>> begin Input records
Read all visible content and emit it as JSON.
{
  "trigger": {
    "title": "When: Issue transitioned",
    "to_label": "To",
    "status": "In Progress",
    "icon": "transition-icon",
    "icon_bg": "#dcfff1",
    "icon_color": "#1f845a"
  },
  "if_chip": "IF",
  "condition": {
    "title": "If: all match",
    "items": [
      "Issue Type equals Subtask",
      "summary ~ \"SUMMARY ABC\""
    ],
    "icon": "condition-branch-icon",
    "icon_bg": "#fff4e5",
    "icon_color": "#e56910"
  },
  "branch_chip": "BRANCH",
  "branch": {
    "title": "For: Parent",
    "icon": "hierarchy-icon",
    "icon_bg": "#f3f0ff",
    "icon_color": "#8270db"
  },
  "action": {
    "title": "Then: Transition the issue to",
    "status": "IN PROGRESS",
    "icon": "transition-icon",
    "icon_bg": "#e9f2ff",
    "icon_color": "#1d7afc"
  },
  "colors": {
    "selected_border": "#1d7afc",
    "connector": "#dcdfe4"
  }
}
>> end Input records
Locate all lines in the listing above with the word "title" and copy them.

    "title": "When: Issue transitioned",
    "title": "If: all match",
    "title": "For: Parent",
    "title": "Then: Transition the issue to",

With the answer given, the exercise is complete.